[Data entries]
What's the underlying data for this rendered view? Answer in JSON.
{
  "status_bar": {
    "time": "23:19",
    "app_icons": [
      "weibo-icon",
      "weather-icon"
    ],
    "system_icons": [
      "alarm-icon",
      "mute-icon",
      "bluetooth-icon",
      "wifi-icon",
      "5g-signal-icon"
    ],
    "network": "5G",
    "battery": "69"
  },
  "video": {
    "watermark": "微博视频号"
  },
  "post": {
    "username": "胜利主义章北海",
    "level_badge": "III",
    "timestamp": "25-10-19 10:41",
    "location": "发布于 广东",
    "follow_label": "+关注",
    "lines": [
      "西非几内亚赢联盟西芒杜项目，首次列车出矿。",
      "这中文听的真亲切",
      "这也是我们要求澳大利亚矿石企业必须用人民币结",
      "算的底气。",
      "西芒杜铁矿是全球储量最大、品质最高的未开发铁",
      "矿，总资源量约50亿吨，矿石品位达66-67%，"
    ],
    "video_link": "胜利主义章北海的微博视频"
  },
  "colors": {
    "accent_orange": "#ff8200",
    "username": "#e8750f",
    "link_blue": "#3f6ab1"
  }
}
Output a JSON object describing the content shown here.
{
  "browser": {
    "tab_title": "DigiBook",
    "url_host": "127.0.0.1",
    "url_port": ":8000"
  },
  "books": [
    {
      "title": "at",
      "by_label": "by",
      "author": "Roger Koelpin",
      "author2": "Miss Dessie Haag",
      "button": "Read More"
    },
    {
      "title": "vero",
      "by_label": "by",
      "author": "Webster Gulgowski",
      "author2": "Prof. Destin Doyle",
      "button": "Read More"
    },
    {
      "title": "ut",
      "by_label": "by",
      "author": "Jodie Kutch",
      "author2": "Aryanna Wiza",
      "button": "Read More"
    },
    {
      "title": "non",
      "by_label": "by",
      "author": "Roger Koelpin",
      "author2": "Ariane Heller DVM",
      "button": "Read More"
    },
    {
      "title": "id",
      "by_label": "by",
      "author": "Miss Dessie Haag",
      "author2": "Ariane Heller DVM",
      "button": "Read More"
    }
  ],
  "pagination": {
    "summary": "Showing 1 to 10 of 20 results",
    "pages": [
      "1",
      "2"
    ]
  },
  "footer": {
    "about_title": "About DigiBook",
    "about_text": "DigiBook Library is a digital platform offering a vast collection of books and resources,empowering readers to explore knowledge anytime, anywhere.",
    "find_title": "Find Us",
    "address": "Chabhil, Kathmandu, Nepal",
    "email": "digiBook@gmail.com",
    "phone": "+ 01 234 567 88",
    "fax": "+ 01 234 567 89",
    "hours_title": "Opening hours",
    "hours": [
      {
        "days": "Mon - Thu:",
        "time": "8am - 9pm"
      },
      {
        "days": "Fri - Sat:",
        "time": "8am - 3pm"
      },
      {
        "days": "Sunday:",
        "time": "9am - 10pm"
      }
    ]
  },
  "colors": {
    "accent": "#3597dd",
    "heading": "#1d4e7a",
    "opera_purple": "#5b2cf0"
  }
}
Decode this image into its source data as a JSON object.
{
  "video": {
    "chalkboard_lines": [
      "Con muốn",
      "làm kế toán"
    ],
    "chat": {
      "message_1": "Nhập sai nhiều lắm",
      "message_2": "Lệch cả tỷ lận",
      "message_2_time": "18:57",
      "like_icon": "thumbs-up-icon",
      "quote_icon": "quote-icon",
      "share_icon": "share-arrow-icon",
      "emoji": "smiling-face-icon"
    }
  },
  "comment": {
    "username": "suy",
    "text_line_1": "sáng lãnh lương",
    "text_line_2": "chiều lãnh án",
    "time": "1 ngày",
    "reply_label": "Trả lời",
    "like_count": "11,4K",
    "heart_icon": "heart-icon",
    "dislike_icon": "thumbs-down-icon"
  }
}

> _Work required_
Copy each line above where the string "this" occurs.

> _Expected answer_
What's the underlying data for this rendered view? Answer in JSON.
Decode this image into its source data as a JSON object.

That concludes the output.